Challenges while searching for grey literature:

Some organisations, databases, or repositories may have paywalls or restricted access. Others may have limited search functionality, making it more difficult and time-consuming to filter through and identify relevant materials. Annex 2 includes examples of several online repositories, demonstrating the distinct categories they use, or the different filters related to thematic area, type of document, date of publication, and more.
The use of different terminology across organisations and sectors can result in inconsistent search results, making it critical to use a comprehensive list of search terms. Different terminology is often used to describe education levels (e.g. pre-primary vs. early childhood education vs. early childhood care and education vs. early childhood development) and education themes (e.g. inclusive education vs. special needs education vs. special education needs vs. disability inclusive education vs. disability inclusion in education). For example, in Education.org’s synthesis on accelerated education, 26 terms used to refer to accelerated education globally were identified (e.g. accelerated learning, bridging programmes, re-entry programmes, etc.).

*Extracted information:*
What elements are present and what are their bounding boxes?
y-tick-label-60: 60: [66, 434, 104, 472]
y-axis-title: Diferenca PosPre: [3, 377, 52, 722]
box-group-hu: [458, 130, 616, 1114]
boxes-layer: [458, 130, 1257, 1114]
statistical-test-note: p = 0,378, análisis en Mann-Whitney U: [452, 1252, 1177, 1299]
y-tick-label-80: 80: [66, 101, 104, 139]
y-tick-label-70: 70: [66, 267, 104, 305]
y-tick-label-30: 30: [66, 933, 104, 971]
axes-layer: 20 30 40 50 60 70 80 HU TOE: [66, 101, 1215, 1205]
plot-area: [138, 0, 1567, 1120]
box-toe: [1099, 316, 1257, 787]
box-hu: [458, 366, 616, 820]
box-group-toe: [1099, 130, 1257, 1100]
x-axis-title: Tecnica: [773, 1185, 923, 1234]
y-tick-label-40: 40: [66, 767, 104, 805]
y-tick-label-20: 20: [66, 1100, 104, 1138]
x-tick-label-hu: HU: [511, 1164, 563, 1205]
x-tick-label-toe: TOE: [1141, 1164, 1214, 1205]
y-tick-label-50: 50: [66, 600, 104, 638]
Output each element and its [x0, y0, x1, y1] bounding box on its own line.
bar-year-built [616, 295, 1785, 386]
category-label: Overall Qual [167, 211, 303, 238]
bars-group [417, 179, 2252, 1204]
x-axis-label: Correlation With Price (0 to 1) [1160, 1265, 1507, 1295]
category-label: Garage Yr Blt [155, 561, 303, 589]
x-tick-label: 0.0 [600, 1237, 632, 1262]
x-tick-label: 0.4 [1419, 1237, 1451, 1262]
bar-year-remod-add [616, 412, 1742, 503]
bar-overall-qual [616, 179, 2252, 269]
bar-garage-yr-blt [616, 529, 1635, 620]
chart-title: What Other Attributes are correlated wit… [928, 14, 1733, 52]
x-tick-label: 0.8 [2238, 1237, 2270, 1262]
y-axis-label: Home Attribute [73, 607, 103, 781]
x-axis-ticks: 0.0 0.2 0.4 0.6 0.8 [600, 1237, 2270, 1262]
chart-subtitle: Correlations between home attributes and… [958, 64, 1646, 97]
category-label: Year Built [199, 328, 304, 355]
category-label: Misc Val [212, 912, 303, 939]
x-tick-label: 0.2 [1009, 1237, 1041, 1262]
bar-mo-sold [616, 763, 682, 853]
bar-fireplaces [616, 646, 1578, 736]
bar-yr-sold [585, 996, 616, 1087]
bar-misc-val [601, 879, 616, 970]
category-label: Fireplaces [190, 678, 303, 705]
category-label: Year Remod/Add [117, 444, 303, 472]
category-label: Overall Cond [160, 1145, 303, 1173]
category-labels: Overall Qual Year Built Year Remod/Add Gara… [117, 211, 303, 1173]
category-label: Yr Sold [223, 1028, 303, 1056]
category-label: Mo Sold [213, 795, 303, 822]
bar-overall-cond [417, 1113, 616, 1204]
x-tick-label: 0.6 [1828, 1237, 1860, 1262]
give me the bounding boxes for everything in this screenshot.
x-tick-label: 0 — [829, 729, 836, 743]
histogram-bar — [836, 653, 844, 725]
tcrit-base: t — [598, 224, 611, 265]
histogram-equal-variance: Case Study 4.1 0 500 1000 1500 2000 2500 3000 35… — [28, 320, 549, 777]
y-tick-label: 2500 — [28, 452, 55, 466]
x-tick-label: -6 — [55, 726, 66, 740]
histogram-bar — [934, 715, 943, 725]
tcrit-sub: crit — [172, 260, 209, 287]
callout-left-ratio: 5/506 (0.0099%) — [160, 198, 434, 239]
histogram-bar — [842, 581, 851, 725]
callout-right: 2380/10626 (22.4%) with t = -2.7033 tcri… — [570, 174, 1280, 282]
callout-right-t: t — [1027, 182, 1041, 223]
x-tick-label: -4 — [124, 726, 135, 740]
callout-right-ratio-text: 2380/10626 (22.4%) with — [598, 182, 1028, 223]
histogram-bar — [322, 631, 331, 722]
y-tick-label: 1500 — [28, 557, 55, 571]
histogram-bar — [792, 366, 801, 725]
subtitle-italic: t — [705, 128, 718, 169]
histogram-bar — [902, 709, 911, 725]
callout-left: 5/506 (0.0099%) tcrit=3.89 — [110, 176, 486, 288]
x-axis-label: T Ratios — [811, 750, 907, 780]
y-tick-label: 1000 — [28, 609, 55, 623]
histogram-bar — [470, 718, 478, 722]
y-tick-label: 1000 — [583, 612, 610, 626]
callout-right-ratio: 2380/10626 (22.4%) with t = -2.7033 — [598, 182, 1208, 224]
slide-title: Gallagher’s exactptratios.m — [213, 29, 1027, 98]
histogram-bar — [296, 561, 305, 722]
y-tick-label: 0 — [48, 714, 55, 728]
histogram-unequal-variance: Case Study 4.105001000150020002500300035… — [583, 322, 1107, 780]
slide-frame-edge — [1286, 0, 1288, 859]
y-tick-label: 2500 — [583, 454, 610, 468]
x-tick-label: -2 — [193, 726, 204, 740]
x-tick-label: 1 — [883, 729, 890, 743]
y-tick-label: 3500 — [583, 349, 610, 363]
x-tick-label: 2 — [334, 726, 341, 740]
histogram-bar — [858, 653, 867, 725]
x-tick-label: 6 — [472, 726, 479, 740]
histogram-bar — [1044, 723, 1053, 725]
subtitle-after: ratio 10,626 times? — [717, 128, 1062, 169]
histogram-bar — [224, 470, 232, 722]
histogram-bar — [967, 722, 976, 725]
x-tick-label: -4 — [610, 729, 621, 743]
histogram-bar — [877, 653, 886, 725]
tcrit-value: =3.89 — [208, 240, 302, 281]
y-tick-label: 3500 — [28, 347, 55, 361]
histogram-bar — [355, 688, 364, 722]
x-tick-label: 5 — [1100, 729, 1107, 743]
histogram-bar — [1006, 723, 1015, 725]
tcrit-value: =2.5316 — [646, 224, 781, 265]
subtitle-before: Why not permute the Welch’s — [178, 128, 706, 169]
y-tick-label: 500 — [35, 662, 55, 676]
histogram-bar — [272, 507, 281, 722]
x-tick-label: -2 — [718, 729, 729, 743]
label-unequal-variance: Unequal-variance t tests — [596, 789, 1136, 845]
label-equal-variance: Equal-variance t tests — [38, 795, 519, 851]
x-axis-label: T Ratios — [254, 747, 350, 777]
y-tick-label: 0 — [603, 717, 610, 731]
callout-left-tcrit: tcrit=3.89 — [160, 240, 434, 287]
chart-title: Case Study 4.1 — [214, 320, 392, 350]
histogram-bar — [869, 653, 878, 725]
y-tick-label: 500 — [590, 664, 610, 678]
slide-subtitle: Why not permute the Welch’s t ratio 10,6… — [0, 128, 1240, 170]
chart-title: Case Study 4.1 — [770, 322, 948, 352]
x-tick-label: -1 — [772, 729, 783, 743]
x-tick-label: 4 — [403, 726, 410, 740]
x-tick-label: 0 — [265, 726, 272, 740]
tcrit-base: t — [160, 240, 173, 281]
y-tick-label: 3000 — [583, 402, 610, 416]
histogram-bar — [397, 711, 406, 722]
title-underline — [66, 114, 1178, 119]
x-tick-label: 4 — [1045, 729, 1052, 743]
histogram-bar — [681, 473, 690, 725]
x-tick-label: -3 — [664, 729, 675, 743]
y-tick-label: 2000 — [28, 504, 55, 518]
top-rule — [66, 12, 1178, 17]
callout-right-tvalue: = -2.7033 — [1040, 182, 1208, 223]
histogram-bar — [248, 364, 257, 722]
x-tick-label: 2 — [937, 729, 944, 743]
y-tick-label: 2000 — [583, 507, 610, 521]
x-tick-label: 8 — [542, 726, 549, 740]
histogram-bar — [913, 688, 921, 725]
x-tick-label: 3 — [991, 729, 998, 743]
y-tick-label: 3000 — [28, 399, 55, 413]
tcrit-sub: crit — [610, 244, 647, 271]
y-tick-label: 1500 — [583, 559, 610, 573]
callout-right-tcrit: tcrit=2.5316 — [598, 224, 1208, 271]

*Your task:*
Decide whether each statement below agrees with the passage on searching for grey literature. Answer yes or no for each, and quote the words of the passage that decide it.
1. Annex 2 presents a full list of search terms for accelerated education.
2. Education.org's synthesis on accelerated education identified 26 terms used globally for it.
3. The passage states that differing terminology across organisations and sectors has little effect on search results.

*Solution for this problem:*
1. No: "Annex 2 includes examples of several online repositories"
2. Yes: "in Education.org’s synthesis on accelerated education, 26 terms used to refer to accelerated education globally were identified"
3. No: "can result in inconsistent search results"